TEXT PASSAGE
⟨
Methodology/Principal Findings

In early 2010 we mailed a self-administered survey to 800 physicians and 800 nurses currently licensed and practicing in Minnesota. 1,073 individuals responded (cooperation rate: 69%). 85% and 62% of Minnesota physicians and nurses, respectively, reported being vaccinated. Accurately estimating the risk of vaccine side effects (OR 2.0; 95% CI 1.5–2.7), agreeing with a professional obligation to be vaccinated (OR 10.1; 95% CI 7.1–14.2), an ethical obligation to follow public health authorities' recommendations (OR 9.9; 95% CI 6.6–14.9), and laws mandating pandemic vaccination (OR 3.1; 95% CI 2.3–4.1) were all independently associated with receiving the H1N1 influenza vaccine.


While a majority of health care workers in one midwestern state reported receiving the pandemic H1N1 vaccine, physicians and nurses differed significantly in vaccination uptake. Several key attitudes and perceptions may influence health care workers' decisions regarding vaccination. These data inform how states might optimally enlist health care workers' support in achieving vaccination goals during a pandemic.


In April 2009, H1N1 pandemic influenza rapidly spread throughout the world challenging the response capacity of health care organizations and public health authorities. When the influenza A/H1N1 influenza monovalent vaccine became available in October 2009, public health authorities ranked health care personnel as one of the highest priority groups to receive the vaccine [1]. This recommendation was based on health care providers' risk for acquiring infection while caring for patients with influenza, their risk for infecting vulnerable patients if ill with influenza themselves, as well as the public safety need to ensure the presence of adequate personnel to treat an influx of persons ill with influenza. In the absence of a vaccine, initial control strategies for health care workers focused on infection control measures within health care facilities, use of personal protective equipment, establishing triage and other engineered control measures, non-punitive leave policies, and cough and respiratory etiquette to mitigate the pandemic's impact based on past pandemic planning [2], [3].

In Minnesota, preparation for the arrival of the 2009 H1N1 monovalent vaccine began in August of that year [4]. Health care facilities pre-registered with the Minnesota Department of Health (MDH) designated the number of highest priority groups within their facilities including both patients and health care providers. Significant educational efforts regarding the virus and the vaccine were carried out at the state and local levels by public health agencies and health care organizations through electronic messaging, press coverage, online resources, meetings, and webinars, among many other communication modes. 2009 H1N1 influenza activity in Minnesota peaked the week of October 11–17, 2009, with the number of hospitalizations exceeding the previous influenza season of 2008–2009 by over 500% [4]. Around that same time, the vaccine arrived in Minnesota and was distributed to pre-registered health care facilities. By December 2009, there were adequate supplies to meet all requests from health care facilities and most conducted mass vaccination clinics for staff statewide in November and December. As of April 2010, there were 1,824 hospitalized patients and 63 deaths due to laboratory confirmed 2009 H1N1 cases in Minnesota representing only a small fraction of the burden of disease associated with H1N1 influenza [5].
⟩
THE DATA
⟨
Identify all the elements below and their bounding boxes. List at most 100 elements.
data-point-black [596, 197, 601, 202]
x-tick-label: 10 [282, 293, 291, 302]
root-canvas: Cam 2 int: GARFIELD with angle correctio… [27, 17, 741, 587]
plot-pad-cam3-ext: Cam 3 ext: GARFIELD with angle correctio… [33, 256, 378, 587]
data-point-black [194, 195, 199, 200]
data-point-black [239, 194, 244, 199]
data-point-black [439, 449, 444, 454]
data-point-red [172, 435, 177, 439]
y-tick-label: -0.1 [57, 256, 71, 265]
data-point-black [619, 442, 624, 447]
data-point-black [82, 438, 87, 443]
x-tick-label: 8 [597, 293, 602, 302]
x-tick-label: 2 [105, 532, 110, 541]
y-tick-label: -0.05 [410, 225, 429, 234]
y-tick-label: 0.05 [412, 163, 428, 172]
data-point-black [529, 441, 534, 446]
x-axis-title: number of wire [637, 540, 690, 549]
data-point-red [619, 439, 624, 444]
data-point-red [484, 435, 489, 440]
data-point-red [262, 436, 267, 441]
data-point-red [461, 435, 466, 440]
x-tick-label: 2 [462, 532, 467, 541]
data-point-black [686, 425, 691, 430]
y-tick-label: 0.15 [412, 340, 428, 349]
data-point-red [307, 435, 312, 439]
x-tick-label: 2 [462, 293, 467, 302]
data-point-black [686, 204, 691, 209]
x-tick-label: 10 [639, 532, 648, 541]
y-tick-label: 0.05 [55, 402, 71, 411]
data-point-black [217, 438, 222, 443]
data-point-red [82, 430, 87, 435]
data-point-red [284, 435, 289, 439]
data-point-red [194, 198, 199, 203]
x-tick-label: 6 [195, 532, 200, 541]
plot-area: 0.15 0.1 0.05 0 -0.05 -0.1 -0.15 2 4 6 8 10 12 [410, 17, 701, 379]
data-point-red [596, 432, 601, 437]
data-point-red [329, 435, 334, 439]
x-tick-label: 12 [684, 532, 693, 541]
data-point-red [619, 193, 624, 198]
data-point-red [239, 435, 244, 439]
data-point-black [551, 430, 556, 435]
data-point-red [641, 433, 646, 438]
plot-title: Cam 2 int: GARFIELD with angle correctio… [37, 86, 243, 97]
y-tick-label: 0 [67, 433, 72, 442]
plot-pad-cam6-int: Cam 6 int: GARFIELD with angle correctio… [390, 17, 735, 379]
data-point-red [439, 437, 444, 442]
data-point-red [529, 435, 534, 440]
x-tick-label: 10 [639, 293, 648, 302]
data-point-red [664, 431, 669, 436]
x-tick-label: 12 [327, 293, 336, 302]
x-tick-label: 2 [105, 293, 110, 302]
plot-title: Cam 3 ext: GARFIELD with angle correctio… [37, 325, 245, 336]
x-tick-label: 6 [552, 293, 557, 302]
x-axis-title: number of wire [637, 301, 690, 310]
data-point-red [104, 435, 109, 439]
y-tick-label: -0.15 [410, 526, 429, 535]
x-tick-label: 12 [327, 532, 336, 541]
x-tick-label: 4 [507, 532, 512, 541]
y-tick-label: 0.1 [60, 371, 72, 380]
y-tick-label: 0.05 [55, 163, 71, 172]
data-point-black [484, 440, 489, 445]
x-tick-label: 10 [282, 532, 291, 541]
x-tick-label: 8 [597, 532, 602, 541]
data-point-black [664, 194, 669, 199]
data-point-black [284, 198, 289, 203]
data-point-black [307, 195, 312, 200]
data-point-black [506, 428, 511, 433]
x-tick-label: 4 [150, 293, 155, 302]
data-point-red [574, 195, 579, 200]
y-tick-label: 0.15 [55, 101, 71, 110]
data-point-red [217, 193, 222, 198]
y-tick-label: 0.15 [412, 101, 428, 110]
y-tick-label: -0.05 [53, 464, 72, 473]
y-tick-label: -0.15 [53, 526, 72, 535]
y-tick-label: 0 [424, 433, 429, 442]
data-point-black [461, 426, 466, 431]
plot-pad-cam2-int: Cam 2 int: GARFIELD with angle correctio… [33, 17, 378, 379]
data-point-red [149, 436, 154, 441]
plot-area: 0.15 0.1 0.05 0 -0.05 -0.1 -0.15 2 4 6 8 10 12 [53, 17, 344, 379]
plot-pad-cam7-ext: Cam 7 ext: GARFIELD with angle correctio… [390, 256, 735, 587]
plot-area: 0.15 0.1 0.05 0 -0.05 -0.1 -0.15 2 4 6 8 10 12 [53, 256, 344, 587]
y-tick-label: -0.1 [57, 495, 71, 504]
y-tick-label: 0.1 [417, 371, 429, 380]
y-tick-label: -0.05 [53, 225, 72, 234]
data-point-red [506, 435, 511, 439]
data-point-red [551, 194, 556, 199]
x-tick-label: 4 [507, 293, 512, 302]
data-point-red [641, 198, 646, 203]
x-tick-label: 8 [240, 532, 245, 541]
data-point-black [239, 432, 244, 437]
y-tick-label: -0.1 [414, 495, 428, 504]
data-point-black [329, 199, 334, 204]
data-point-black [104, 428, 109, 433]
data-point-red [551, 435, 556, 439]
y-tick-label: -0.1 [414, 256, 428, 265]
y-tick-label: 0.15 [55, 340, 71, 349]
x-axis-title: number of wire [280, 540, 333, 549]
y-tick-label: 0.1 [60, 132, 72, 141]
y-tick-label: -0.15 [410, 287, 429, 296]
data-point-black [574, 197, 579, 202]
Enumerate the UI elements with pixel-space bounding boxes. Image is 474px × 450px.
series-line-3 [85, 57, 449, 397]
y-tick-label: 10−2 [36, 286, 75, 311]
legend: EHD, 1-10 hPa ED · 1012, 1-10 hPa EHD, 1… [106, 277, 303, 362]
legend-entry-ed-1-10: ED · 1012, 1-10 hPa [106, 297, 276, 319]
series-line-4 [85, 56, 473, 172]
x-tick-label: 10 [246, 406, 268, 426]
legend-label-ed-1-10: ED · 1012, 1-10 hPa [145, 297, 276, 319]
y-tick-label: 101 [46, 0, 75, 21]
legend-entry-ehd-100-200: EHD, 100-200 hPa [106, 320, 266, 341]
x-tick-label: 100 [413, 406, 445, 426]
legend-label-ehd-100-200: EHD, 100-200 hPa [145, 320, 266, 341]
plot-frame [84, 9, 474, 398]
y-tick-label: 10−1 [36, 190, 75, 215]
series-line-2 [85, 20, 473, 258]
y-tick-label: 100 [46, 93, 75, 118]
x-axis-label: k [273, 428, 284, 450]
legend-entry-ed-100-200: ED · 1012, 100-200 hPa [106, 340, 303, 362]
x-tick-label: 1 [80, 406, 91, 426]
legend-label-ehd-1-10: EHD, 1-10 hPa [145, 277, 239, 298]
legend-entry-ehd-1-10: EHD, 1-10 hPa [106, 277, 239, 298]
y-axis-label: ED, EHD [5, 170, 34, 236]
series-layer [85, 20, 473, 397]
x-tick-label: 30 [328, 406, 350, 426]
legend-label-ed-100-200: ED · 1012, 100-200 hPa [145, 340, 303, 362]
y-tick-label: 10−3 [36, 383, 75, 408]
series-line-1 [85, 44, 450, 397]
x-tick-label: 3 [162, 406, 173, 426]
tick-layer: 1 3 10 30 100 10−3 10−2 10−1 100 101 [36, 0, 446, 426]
⟩
PROMPT A
Answer these questions about the passage on H1N1 vaccination among Minnesota health care workers:
(i) How many individuals responded to the mailed survey?
(ii) During which week did 2009 H1N1 influenza activity in Minnesota peak?
(iii) In what month did Minnesota begin preparing for the arrival of the 2009 H1N1 monovalent vaccine?
PROMPT B
Write the next part of the passage on H1N1 vaccination among Minnesota health care workers, picking up after its final sentence.

WRITTEN RESPONSE A
(i) 1,073 individuals
(ii) The week of October 11–17, 2009
(iii) August 2009

WRITTEN RESPONSE B
Despite adequate vaccine supply and high priority designation, U.S. health care worker H1N1 vaccination rates were only 37% as of January 2010 [6]. Leading up to the pandemic, the U.S. national annual seasonal influenza vaccination rate among health care workers was estimated to be 45% (ranging from 36% to 52% depending upon health care worker group) over the years 2004–2008 [7].

Previous studies have found that a number of factors influence whether or not health care workers choose to be vaccinated for both seasonal and pandemic influenza, including previous knowledge about the vaccination, risk perception, attitudes toward vaccination such as anticipated regret, perceptions of professional norms, age, and race [8][12]. While there have been numerous studies examining the knowledge, attitudes, and practices of professional groups specifically in the context of pandemics [13][17], few have examined differences in these areas in a population of U.S. health care workers and across disciplines. Professional groups with distinct cultures and histories may view their perceived obligations toward vaccination during a pandemic differently in light of their particular professional culture or ethos. For instance, the American Medical Association recently adopted a policy that acknowledges physicians' ethical and professional responsibility to be immunized and supporting the requirement that influenza immunization be a condition of initial and continuing employment [18]. The American Nurses Association endorses voluntary immunization and has rejected requirements for influenza immunization of nurses [19].

Following initiatives encouraging health care workers to be vaccinated against 2009 H1N1 influenza, we conducted a state-wide survey of Minnesota physicians and nurses to assess their vaccination behaviors as well as the attitudes and perceptions that may underlie those behaviors, including perceptions of their professional obligations around vaccination and their acceptance of potential mandatory pandemic vaccination policies.

Materials and Methods

Ethics Statement

This study was approved by the Mayo Clinic and Minnesota Department of Health Institutional Review Boards (IRBs). The need for written informed consent was waived by both IRBs as data were analyzed anonymously.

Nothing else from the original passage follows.